— TASK GOAL —
Copy out the listing that follows exactly, dropping every picture.

** START OF LISTED RECORDS **

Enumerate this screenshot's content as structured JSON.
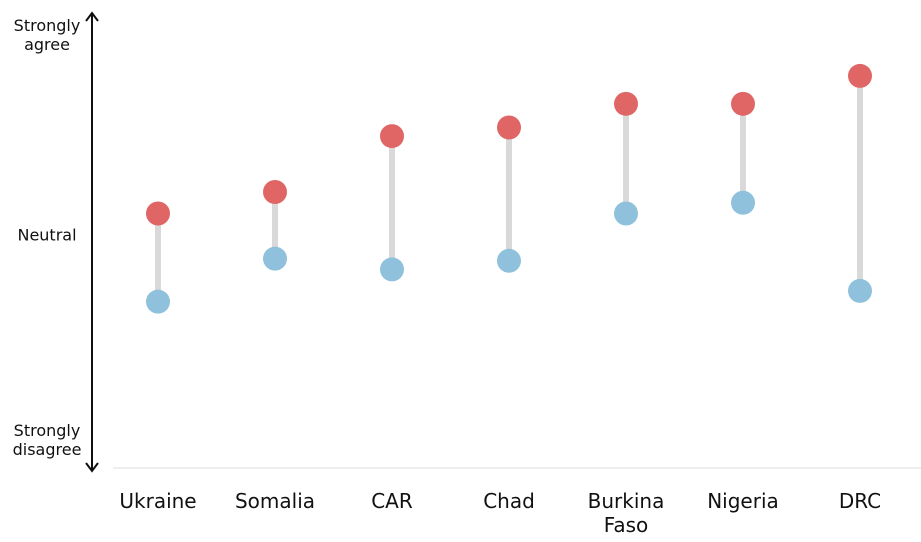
{
  "chart_data": {
    "type": "dumbbell",
    "categories": [
      "Ukraine",
      "Somalia",
      "CAR",
      "Chad",
      "Burkina Faso",
      "Nigeria",
      "DRC"
    ],
    "series": [
      {
        "color": "#e06666",
        "values": [
          0.1,
          0.2,
          0.46,
          0.5,
          0.61,
          0.61,
          0.74
        ]
      },
      {
        "color": "#8fc1dc",
        "values": [
          -0.31,
          -0.11,
          -0.16,
          -0.12,
          0.1,
          0.15,
          -0.26
        ]
      }
    ],
    "ylim": [
      -1,
      1
    ],
    "yticks": [
      {
        "value": 1,
        "label": "Strongly agree"
      },
      {
        "value": 0,
        "label": "Neutral"
      },
      {
        "value": -1,
        "label": "Strongly disagree"
      }
    ]
  }
}
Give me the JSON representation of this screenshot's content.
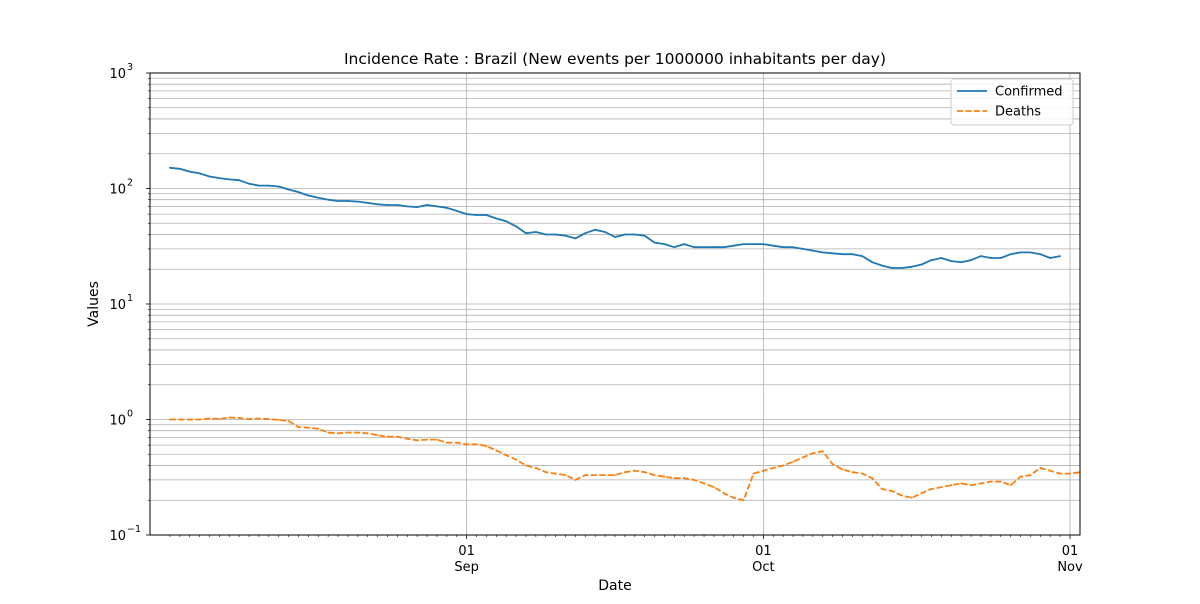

** END OF LISTED RECORDS **

— OUTPUT —
Enumerate this screenshot's content as structured JSON.
{
  "chart_data": {
    "type": "dumbbell",
    "categories": [
      "Ukraine",
      "Somalia",
      "CAR",
      "Chad",
      "Burkina Faso",
      "Nigeria",
      "DRC"
    ],
    "series": [
      {
        "color": "#e06666",
        "values": [
          0.1,
          0.2,
          0.46,
          0.5,
          0.61,
          0.61,
          0.74
        ]
      },
      {
        "color": "#8fc1dc",
        "values": [
          -0.31,
          -0.11,
          -0.16,
          -0.12,
          0.1,
          0.15,
          -0.26
        ]
      }
    ],
    "ylim": [
      -1,
      1
    ],
    "yticks": [
      {
        "value": 1,
        "label": "Strongly agree"
      },
      {
        "value": 0,
        "label": "Neutral"
      },
      {
        "value": -1,
        "label": "Strongly disagree"
      }
    ]
  }
}
Give me the JSON representation of this screenshot's content.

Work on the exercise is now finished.